* Task directions *
Copy all the material that follows, keeping every character the same.

Dataset items:
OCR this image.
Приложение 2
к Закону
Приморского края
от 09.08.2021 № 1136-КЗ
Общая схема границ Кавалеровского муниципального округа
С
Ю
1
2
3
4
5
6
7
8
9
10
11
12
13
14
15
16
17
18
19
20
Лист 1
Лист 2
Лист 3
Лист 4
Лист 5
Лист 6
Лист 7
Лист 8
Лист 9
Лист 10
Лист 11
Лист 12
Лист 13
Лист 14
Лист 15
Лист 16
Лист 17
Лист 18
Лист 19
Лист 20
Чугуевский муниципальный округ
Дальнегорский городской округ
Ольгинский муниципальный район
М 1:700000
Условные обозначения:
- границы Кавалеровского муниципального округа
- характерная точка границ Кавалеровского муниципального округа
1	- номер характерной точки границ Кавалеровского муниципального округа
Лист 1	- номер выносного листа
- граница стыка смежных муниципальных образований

* Task output *
OCR this image.
Приложение 2
к Закону
Приморского края
от 09.08.2021 № 1136-КЗ
Общая схема границ Кавалеровского муниципального округа
С
Ю
1
2
3
4
5
6
7
8
9
10
11
12
13
14
15
16
17
18
19
20
Лист 1
Лист 2
Лист 3
Лист 4
Лист 5
Лист 6
Лист 7
Лист 8
Лист 9
Лист 10
Лист 11
Лист 12
Лист 13
Лист 14
Лист 15
Лист 16
Лист 17
Лист 18
Лист 19
Лист 20
Чугуевский муниципальный округ
Дальнегорский городской округ
Ольгинский муниципальный район
М 1:700000
Условные обозначения:
- границы Кавалеровского муниципального округа
- характерная точка границ Кавалеровского муниципального округа
1	- номер характерной точки границ Кавалеровского муниципального округа
Лист 1	- номер выносного листа
- граница стыка смежных муниципальных образований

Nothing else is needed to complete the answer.